Set problem →
Your task is to locate every line holding the string "олимпиады" and to copy each of them.

Stored data entries →
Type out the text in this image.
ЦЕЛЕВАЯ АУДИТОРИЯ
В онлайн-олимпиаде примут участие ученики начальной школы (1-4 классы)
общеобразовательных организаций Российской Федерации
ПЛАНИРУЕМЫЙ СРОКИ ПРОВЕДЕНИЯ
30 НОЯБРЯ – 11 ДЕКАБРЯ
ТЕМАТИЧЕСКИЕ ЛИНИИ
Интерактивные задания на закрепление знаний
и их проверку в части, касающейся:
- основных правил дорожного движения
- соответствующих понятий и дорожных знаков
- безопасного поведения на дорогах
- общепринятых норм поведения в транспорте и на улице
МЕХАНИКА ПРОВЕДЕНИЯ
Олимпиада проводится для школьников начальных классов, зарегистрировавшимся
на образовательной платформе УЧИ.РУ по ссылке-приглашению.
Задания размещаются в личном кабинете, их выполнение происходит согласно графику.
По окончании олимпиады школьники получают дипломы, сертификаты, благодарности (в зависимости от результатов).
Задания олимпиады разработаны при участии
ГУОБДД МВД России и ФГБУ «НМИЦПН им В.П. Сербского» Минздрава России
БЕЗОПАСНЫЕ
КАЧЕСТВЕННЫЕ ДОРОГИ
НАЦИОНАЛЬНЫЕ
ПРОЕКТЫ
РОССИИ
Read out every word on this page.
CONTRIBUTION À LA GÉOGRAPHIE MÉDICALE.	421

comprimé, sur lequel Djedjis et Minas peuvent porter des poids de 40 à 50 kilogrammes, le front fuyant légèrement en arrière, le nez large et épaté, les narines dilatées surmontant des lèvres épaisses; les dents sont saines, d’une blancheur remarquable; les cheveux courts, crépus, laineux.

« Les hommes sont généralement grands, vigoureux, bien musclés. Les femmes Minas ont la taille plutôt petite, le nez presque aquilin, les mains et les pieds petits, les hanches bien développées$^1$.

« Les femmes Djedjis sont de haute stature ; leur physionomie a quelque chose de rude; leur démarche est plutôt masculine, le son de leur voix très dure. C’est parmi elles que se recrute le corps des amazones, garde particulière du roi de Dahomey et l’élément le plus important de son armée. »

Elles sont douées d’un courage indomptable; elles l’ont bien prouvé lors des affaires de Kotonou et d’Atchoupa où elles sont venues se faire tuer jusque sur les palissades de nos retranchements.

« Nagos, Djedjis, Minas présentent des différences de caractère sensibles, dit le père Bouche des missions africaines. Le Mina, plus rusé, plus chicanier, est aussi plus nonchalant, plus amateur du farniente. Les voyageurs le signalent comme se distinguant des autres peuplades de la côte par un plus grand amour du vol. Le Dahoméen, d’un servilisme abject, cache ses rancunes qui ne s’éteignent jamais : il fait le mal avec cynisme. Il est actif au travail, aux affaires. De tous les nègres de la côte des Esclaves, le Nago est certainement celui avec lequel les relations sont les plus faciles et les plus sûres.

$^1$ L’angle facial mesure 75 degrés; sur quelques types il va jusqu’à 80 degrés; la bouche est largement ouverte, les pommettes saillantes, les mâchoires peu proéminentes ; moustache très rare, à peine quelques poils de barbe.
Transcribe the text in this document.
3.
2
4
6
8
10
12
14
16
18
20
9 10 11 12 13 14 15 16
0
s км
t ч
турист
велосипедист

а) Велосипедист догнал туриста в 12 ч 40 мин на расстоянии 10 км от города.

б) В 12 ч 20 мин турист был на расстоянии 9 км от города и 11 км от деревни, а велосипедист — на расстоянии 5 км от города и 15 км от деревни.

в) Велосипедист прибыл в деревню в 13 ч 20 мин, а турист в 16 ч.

Full solution →
По окончании олимпиады школьники получают дипломы, сертификаты, благодарности (в зависимости от результатов).
Задания олимпиады разработаны при участии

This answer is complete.